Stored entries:

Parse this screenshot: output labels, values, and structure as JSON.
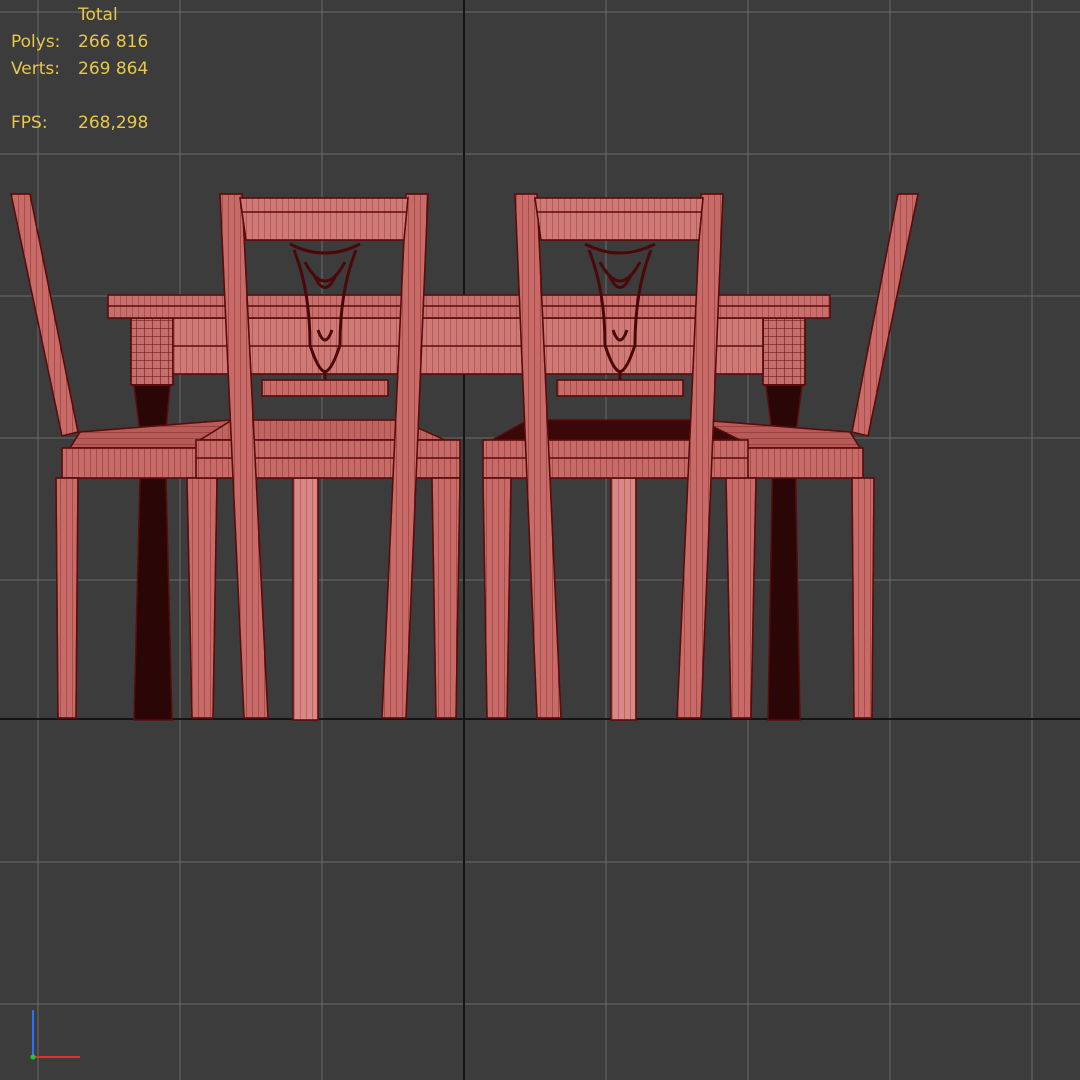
{
  "viewport": {
    "view": "front",
    "shading": "wireframe-over-shaded",
    "colors": {
      "background": "#3c3c3c",
      "grid": "#6a6a6a",
      "axis_line": "#141414",
      "mesh_fill": "#d07a78",
      "mesh_wire": "#5a0c0c",
      "stats_text": "#e8c84a"
    }
  },
  "stats": {
    "header": "Total",
    "polys_label": "Polys:",
    "polys_value": "266 816",
    "verts_label": "Verts:",
    "verts_value": "269 864",
    "fps_label": "FPS:",
    "fps_value": "268,298"
  },
  "gizmo": {
    "icon": "axis-tripod-icon",
    "x_color": "#e03030",
    "z_color": "#3070ff"
  }
}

▶ [Short task]: Without the images, write out each line of the data verbatim.

▶ [Task result]:
Parse this screenshot: output labels, values, and structure as JSON.
{
  "viewport": {
    "view": "front",
    "shading": "wireframe-over-shaded",
    "colors": {
      "background": "#3c3c3c",
      "grid": "#6a6a6a",
      "axis_line": "#141414",
      "mesh_fill": "#d07a78",
      "mesh_wire": "#5a0c0c",
      "stats_text": "#e8c84a"
    }
  },
  "stats": {
    "header": "Total",
    "polys_label": "Polys:",
    "polys_value": "266 816",
    "verts_label": "Verts:",
    "verts_value": "269 864",
    "fps_label": "FPS:",
    "fps_value": "268,298"
  },
  "gizmo": {
    "icon": "axis-tripod-icon",
    "x_color": "#e03030",
    "z_color": "#3070ff"
  }
}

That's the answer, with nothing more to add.